---------- PAGE TEXT ----------

# snow removal pricing and contract help :/



## jonpaul (Nov 16, 2014)

this is my first year into my lawn maintenance company and i dont know how to make a snow removal contract. I still need to call my insurance company today to get insurance for it to include in the cost. I was wondering how people price their contracts.
My problem is if i do 500$ for the season, December, January, Febuary, March.
I figured it would snow 5 times a month, so my visit price would be 25$. But i live in Ontario in the GTA and it snows a lot. What happens if they need me for 9 visits, do i lose money? how do i right up a contract so that i dont lose money like that. 
OR if anyone would share their contracts and describe their pricing that would be very helpful. (even a link to snow removal contracts would be helpful). Also im 19 and have a strong work ethic and very good at marketing. My problem wont be finding customers, i can get a bunch of customers easily, but i dont have a contract to give them and i dont know how much insurance usually costs. I also wont be plowing, only hauling my snow blower around.

my expenses at the moment for the business and myself are: 
- 200$ /m for truck (2001 f150, already paid off) insurance
- 350$ /m for rent
- 800$ snow blower
- whatever my insurance will come to.


P.S. i ownly do residential accounts, no commercial this year.


Edit: so i thought for a fast plan, and looking at competitors pricing, that this would work.

ON CALL: 
30$ (2 car driveway with salt)
25$ (2 car driveway with no salt)

monthly contract:
150$ /m (2 car with salt, 6 visits +20$ per extra visit)
125$ /m (single car with salt, 6 visits +20$ per extra visit)

seasonal contract:
500$ /m (2 car with salt, 6 visits +20$ per extra visits)
saves 100$

the only problem is id like to get rid of the "+20$ per visit" but i also dont want to go out of business and fail my first year. Last year was horrific and many small business's went out of business, even commercial businesss failed and didnt make money because it snowed so much. 
I had a talk with a commercial snow remover, and he said the reason snow removal makes so much money is that your charge the client extra when it snows a lot. But i dont get what he really meant, because i thought i contract would stop him from doing so.

----------

REQUIRED TASKS:
A: In the snow removal thread, copy the text starting with "my expenses at" and going on through "commercial this year.", but swap "residential" for "suburban".
B: Answer these questions from the snow removal thread:
(i) How old does the poster say he is?
(ii) What is the on-call price for a 2 car driveway with salt?
(iii) How much does the poster pay per month for rent?

---------- RECORDED INFORMATION ----------

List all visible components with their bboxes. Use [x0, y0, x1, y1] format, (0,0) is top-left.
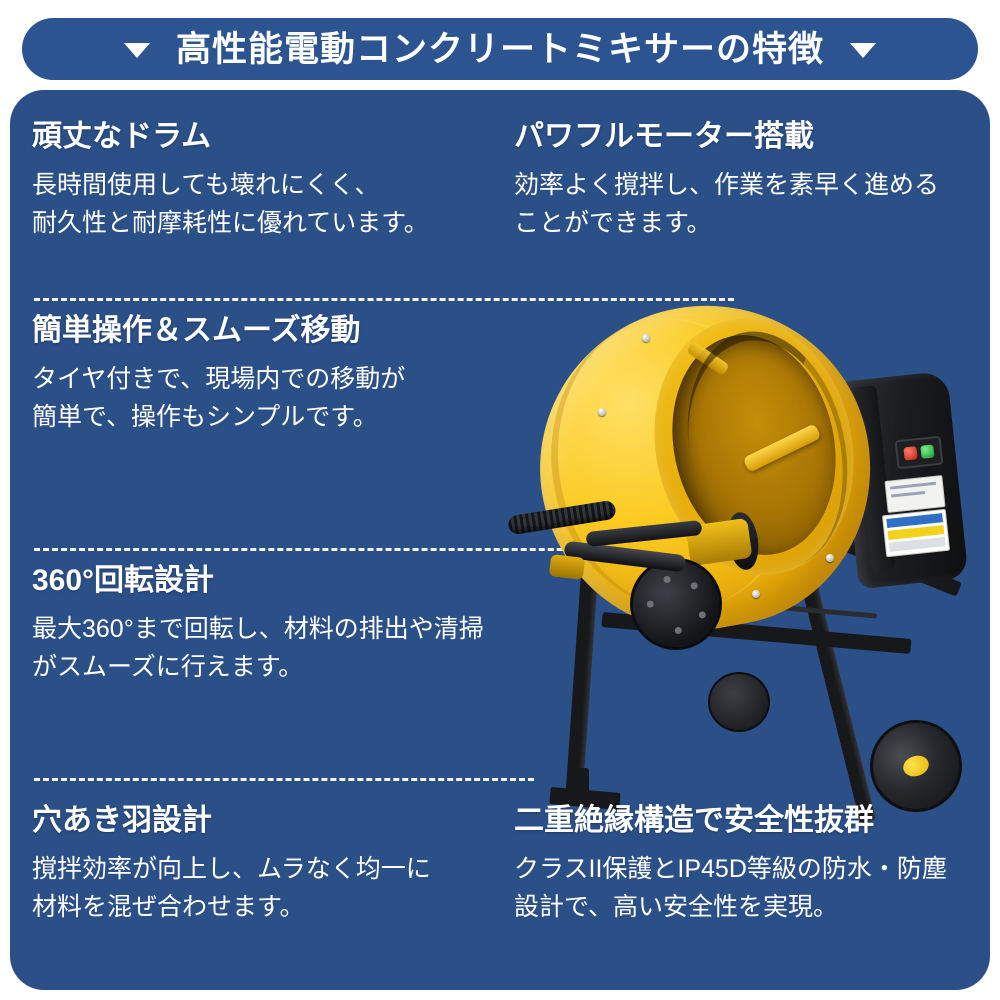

----------

THE RESPONSES:
A:
my expenses at the moment for the business and myself are: 
- 200$ /m for truck (2001 f150, already paid off) insurance
- 350$ /m for rent
- 800$ snow blower
- whatever my insurance will come to.


P.S. i ownly do suburban accounts, no commercial this year.

B:
(i) 19
(ii) $30
(iii) $350